(Collected data)
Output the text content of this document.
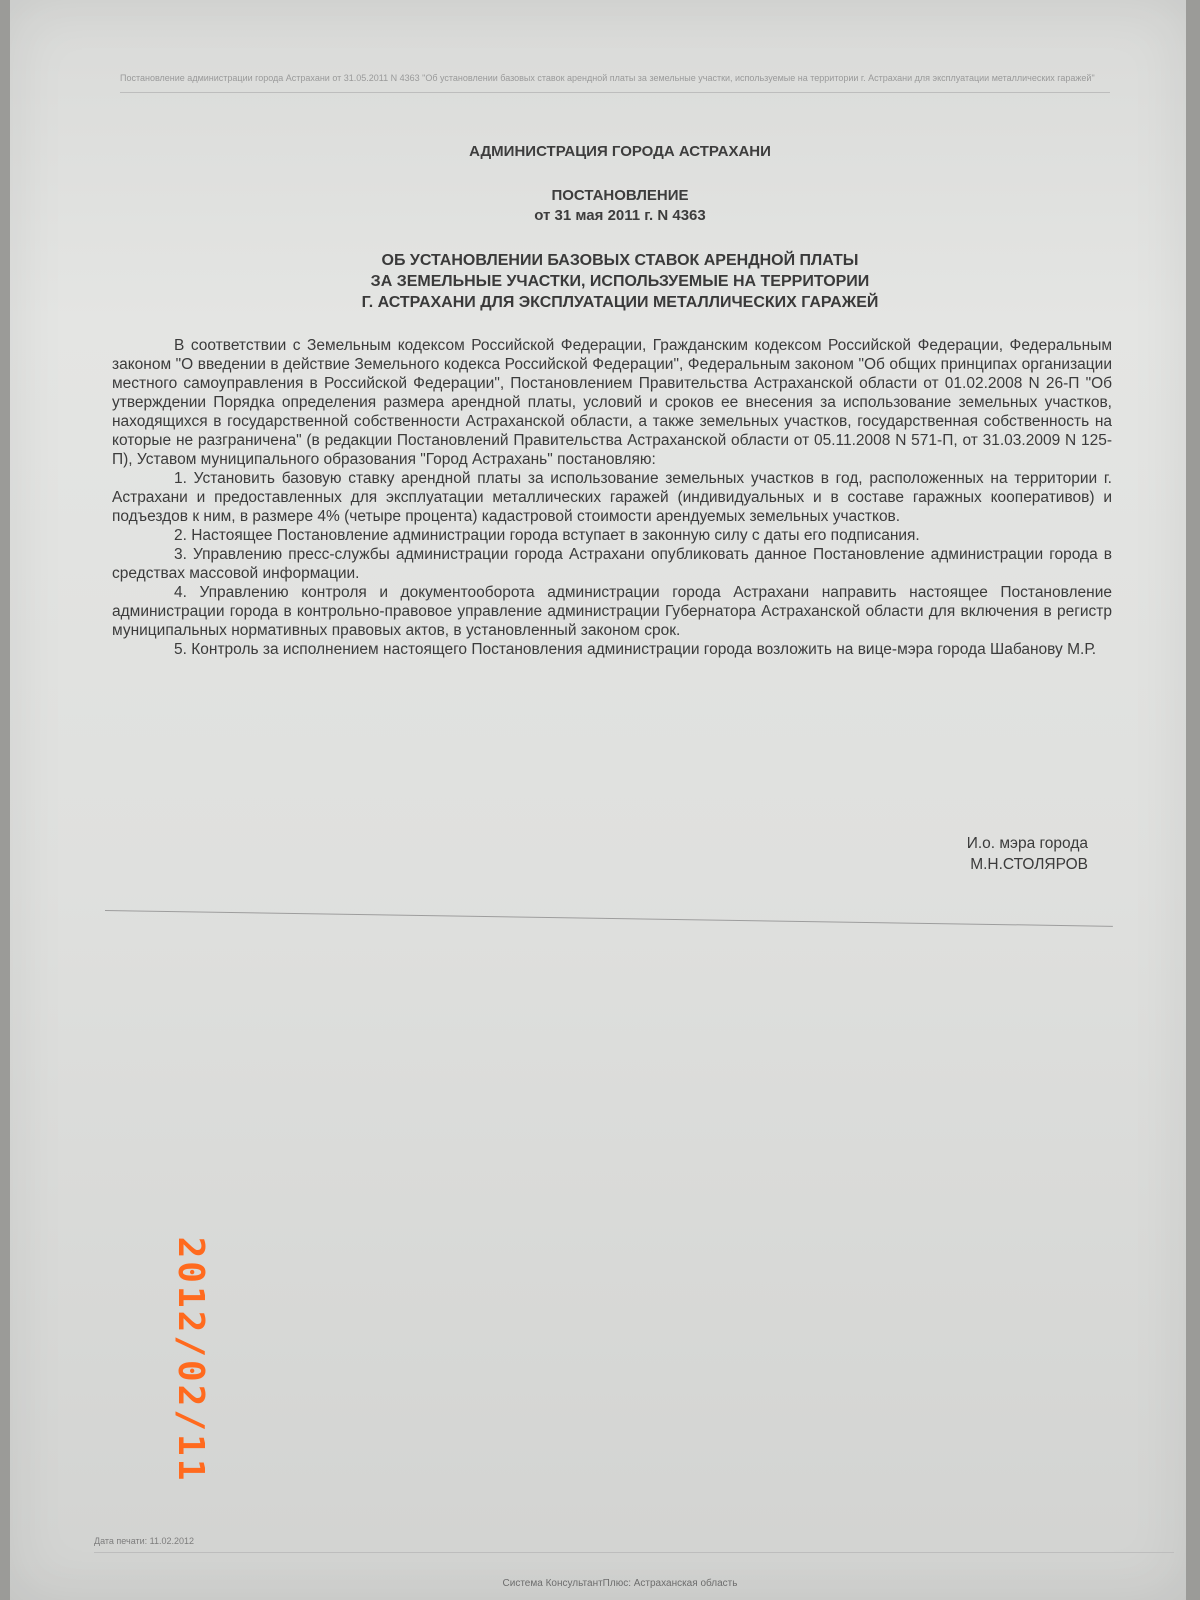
Постановление администрации города Астрахани от 31.05.2011 N 4363 "Об установлении базовых ставок арендной платы за земельные участки, используемые на территории г. Астрахани для эксплуатации металлических гаражей"
АДМИНИСТРАЦИЯ ГОРОДА АСТРАХАНИ
ПОСТАНОВЛЕНИЕ
от 31 мая 2011 г. N 4363
ОБ УСТАНОВЛЕНИИ БАЗОВЫХ СТАВОК АРЕНДНОЙ ПЛАТЫ
ЗА ЗЕМЕЛЬНЫЕ УЧАСТКИ, ИСПОЛЬЗУЕМЫЕ НА ТЕРРИТОРИИ
Г. АСТРАХАНИ ДЛЯ ЭКСПЛУАТАЦИИ МЕТАЛЛИЧЕСКИХ ГАРАЖЕЙ

В соответствии с Земельным кодексом Российской Федерации, Гражданским кодексом Российской Федерации, Федеральным законом "О введении в действие Земельного кодекса Российской Федерации", Федеральным законом "Об общих принципах организации местного самоуправления в Российской Федерации", Постановлением Правительства Астраханской области от 01.02.2008 N 26-П "Об утверждении Порядка определения размера арендной платы, условий и сроков ее внесения за использование земельных участков, находящихся в государственной собственности Астраханской области, а также земельных участков, государственная собственность на которые не разграничена" (в редакции Постановлений Правительства Астраханской области от 05.11.2008 N 571-П, от 31.03.2009 N 125-П), Уставом муниципального образования "Город Астрахань" постановляю:

1. Установить базовую ставку арендной платы за использование земельных участков в год, расположенных на территории г. Астрахани и предоставленных для эксплуатации металлических гаражей (индивидуальных и в составе гаражных кооперативов) и подъездов к ним, в размере 4% (четыре процента) кадастровой стоимости арендуемых земельных участков.

2. Настоящее Постановление администрации города вступает в законную силу с даты его подписания.

3. Управлению пресс-службы администрации города Астрахани опубликовать данное Постановление администрации города в средствах массовой информации.

4. Управлению контроля и документооборота администрации города Астрахани направить настоящее Постановление администрации города в контрольно-правовое управление администрации Губернатора Астраханской области для включения в регистр муниципальных нормативных правовых актов, в установленный законом срок.

5. Контроль за исполнением настоящего Постановления администрации города возложить на вице-мэра города Шабанову М.Р.

И.о. мэра города
М.Н.СТОЛЯРОВ
Дата печати: 11.02.2012
Система КонсультантПлюс: Астраханская область
2012/02/11
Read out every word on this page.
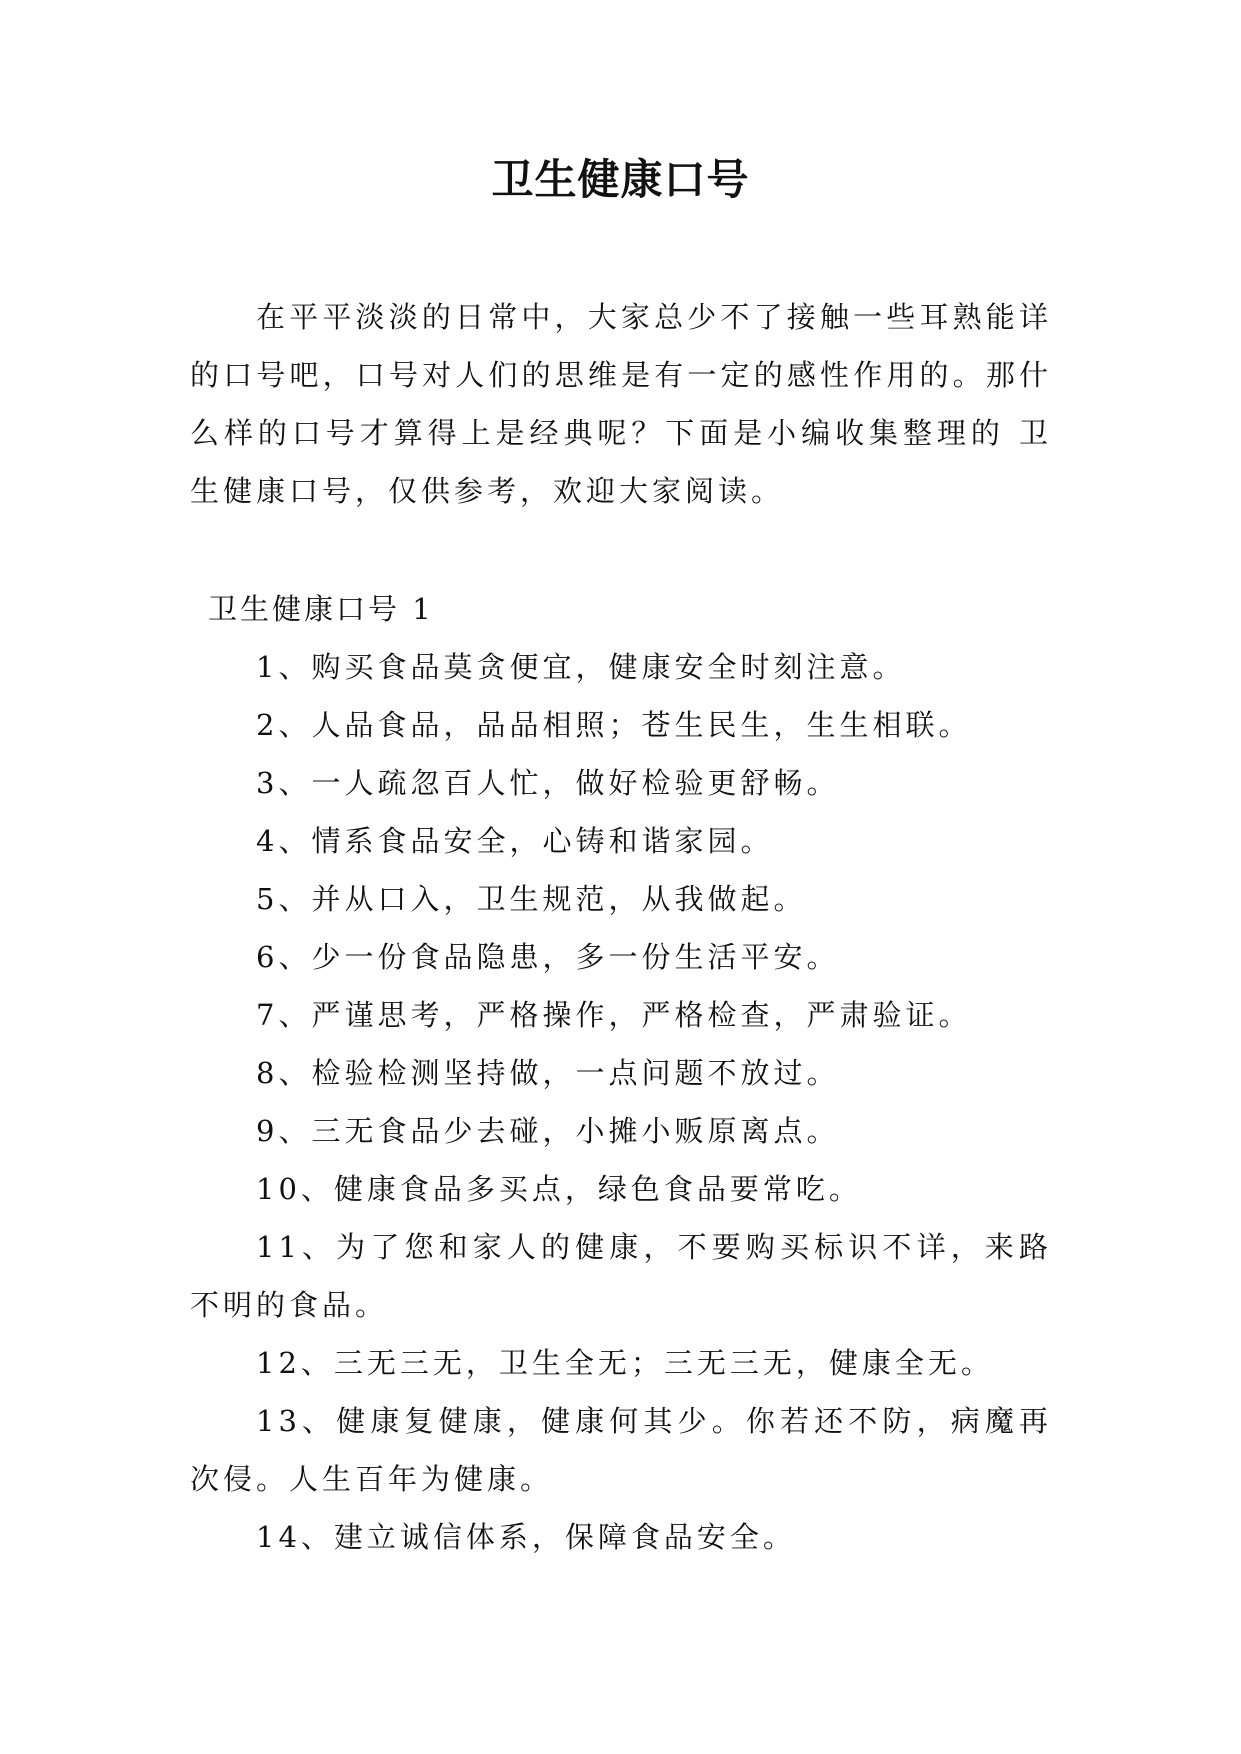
卫生健康口号

在平平淡淡的日常中，大家总少不了接触一些耳熟能详的口号吧，口号对人们的思维是有一定的感性作用的。那什么样的口号才算得上是经典呢？下面是小编收集整理的 卫生健康口号，仅供参考，欢迎大家阅读。

卫生健康口号 1

1、购买食品莫贪便宜，健康安全时刻注意。
2、人品食品，品品相照；苍生民生，生生相联。
3、一人疏忽百人忙，做好检验更舒畅。
4、情系食品安全，心铸和谐家园。
5、并从口入，卫生规范，从我做起。
6、少一份食品隐患，多一份生活平安。
7、严谨思考，严格操作，严格检查，严肃验证。
8、检验检测坚持做，一点问题不放过。
9、三无食品少去碰，小摊小贩原离点。
10、健康食品多买点，绿色食品要常吃。
11、为了您和家人的健康，不要购买标识不详，来路不明的食品。
12、三无三无，卫生全无；三无三无，健康全无。
13、健康复健康，健康何其少。你若还不防，病魔再次侵。人生百年为健康。
14、建立诚信体系，保障食品安全。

*Required task*: Take the listing above and restate it word for word, without its pictures.

*Response to this task*:
Output the text content of this document.
Постановление администрации города Астрахани от 31.05.2011 N 4363 "Об установлении базовых ставок арендной платы за земельные участки, используемые на территории г. Астрахани для эксплуатации металлических гаражей"
АДМИНИСТРАЦИЯ ГОРОДА АСТРАХАНИ
ПОСТАНОВЛЕНИЕ
от 31 мая 2011 г. N 4363
ОБ УСТАНОВЛЕНИИ БАЗОВЫХ СТАВОК АРЕНДНОЙ ПЛАТЫ
ЗА ЗЕМЕЛЬНЫЕ УЧАСТКИ, ИСПОЛЬЗУЕМЫЕ НА ТЕРРИТОРИИ
Г. АСТРАХАНИ ДЛЯ ЭКСПЛУАТАЦИИ МЕТАЛЛИЧЕСКИХ ГАРАЖЕЙ

В соответствии с Земельным кодексом Российской Федерации, Гражданским кодексом Российской Федерации, Федеральным законом "О введении в действие Земельного кодекса Российской Федерации", Федеральным законом "Об общих принципах организации местного самоуправления в Российской Федерации", Постановлением Правительства Астраханской области от 01.02.2008 N 26-П "Об утверждении Порядка определения размера арендной платы, условий и сроков ее внесения за использование земельных участков, находящихся в государственной собственности Астраханской области, а также земельных участков, государственная собственность на которые не разграничена" (в редакции Постановлений Правительства Астраханской области от 05.11.2008 N 571-П, от 31.03.2009 N 125-П), Уставом муниципального образования "Город Астрахань" постановляю:

1. Установить базовую ставку арендной платы за использование земельных участков в год, расположенных на территории г. Астрахани и предоставленных для эксплуатации металлических гаражей (индивидуальных и в составе гаражных кооперативов) и подъездов к ним, в размере 4% (четыре процента) кадастровой стоимости арендуемых земельных участков.

2. Настоящее Постановление администрации города вступает в законную силу с даты его подписания.

3. Управлению пресс-службы администрации города Астрахани опубликовать данное Постановление администрации города в средствах массовой информации.

4. Управлению контроля и документооборота администрации города Астрахани направить настоящее Постановление администрации города в контрольно-правовое управление администрации Губернатора Астраханской области для включения в регистр муниципальных нормативных правовых актов, в установленный законом срок.

5. Контроль за исполнением настоящего Постановления администрации города возложить на вице-мэра города Шабанову М.Р.

И.о. мэра города
М.Н.СТОЛЯРОВ
Дата печати: 11.02.2012
Система КонсультантПлюс: Астраханская область
2012/02/11
Read out every word on this page.
卫生健康口号

在平平淡淡的日常中，大家总少不了接触一些耳熟能详的口号吧，口号对人们的思维是有一定的感性作用的。那什么样的口号才算得上是经典呢？下面是小编收集整理的 卫生健康口号，仅供参考，欢迎大家阅读。

卫生健康口号 1

1、购买食品莫贪便宜，健康安全时刻注意。
2、人品食品，品品相照；苍生民生，生生相联。
3、一人疏忽百人忙，做好检验更舒畅。
4、情系食品安全，心铸和谐家园。
5、并从口入，卫生规范，从我做起。
6、少一份食品隐患，多一份生活平安。
7、严谨思考，严格操作，严格检查，严肃验证。
8、检验检测坚持做，一点问题不放过。
9、三无食品少去碰，小摊小贩原离点。
10、健康食品多买点，绿色食品要常吃。
11、为了您和家人的健康，不要购买标识不详，来路不明的食品。
12、三无三无，卫生全无；三无三无，健康全无。
13、健康复健康，健康何其少。你若还不防，病魔再次侵。人生百年为健康。
14、建立诚信体系，保障食品安全。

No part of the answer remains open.